__Written request__: Gather up the lines that contain "Remember".

[Entries taken from a collection]

------------------------------

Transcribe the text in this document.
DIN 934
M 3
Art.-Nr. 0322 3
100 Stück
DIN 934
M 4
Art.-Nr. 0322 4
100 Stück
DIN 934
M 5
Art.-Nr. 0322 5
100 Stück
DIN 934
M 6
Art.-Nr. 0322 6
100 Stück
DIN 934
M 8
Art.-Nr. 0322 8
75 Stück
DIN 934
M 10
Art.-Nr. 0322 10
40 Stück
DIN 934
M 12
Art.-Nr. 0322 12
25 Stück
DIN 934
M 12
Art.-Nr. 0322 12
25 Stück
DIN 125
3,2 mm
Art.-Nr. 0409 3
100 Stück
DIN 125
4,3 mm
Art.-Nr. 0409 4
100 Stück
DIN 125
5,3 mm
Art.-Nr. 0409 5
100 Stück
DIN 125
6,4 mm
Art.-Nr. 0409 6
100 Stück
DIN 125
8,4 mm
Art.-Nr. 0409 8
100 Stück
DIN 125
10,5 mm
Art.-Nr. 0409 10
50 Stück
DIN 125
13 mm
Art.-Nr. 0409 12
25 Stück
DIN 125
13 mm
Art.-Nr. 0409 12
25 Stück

------------------------------

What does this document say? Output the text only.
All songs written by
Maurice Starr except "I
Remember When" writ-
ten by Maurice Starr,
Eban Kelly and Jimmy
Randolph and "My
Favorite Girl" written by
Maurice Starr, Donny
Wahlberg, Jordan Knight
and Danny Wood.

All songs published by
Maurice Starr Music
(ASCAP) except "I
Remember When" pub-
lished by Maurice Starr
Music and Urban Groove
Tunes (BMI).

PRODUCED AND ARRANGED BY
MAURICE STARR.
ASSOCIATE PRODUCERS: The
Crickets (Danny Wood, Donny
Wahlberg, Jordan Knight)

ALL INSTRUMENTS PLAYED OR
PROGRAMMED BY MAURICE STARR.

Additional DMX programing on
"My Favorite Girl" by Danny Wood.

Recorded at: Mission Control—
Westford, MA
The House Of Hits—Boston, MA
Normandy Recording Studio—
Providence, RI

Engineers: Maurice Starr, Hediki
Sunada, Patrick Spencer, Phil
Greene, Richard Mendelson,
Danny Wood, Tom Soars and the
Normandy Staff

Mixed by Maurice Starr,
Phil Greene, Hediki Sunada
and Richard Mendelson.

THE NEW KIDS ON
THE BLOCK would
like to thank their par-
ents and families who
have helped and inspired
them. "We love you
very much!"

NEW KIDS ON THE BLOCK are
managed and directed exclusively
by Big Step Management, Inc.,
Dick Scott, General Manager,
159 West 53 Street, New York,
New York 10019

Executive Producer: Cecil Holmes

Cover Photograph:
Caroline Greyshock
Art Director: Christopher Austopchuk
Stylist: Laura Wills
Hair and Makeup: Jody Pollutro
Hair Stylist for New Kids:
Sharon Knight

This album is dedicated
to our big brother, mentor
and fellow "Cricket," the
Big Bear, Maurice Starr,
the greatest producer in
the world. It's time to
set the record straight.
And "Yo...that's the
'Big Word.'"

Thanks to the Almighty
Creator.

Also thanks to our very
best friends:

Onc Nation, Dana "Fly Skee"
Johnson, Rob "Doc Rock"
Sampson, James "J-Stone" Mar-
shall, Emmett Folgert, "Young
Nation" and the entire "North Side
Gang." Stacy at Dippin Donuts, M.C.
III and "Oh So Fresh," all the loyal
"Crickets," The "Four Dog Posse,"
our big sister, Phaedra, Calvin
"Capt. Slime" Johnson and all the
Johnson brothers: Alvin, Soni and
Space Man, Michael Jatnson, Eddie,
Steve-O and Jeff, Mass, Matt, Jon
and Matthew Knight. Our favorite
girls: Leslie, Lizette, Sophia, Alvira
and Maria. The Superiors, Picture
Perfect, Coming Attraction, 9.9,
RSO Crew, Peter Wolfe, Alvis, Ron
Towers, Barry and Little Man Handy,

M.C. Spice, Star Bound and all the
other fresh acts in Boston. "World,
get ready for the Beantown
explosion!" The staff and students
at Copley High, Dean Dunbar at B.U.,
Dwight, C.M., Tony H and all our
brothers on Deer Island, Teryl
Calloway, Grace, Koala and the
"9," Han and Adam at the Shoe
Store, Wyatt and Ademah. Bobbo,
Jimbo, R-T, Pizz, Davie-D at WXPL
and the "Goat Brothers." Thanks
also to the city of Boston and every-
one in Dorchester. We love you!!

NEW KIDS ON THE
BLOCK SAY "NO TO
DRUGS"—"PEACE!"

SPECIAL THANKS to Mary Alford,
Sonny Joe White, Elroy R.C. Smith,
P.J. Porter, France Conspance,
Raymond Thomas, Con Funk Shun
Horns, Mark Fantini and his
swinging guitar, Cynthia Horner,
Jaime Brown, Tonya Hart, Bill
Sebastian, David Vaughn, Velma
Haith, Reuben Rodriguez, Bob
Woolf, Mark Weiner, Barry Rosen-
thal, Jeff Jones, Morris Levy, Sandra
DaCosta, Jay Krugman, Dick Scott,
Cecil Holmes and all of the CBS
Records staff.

------------------------------

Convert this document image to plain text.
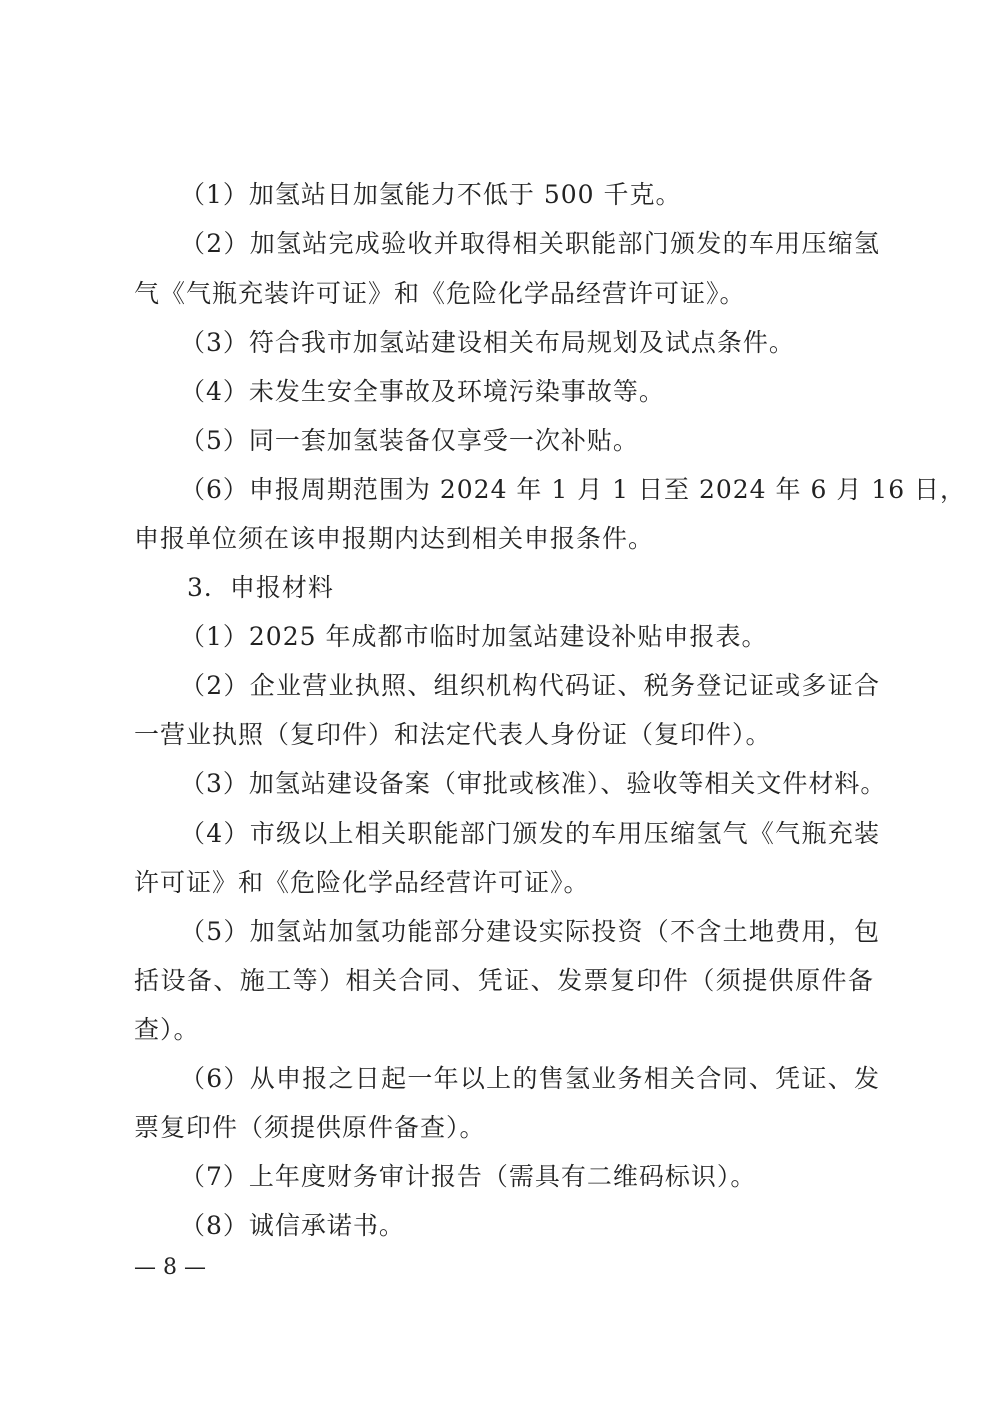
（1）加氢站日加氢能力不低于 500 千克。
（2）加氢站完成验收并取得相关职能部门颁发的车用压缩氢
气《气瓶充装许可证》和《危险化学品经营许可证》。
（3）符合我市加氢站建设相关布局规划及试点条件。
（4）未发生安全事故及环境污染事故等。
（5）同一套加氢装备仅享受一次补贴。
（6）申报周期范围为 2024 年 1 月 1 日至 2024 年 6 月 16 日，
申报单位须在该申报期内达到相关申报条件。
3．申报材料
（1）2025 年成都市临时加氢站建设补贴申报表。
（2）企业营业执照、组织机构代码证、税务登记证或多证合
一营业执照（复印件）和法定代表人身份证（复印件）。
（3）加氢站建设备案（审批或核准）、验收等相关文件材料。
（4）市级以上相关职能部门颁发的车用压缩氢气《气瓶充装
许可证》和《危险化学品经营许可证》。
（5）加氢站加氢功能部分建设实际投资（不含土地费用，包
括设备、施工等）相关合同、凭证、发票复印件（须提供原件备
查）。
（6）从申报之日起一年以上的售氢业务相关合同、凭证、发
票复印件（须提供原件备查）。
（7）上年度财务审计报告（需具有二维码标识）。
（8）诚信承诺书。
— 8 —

------------------------------

__Output for this exercise__:
Remember When" writ-
Remember When" pub-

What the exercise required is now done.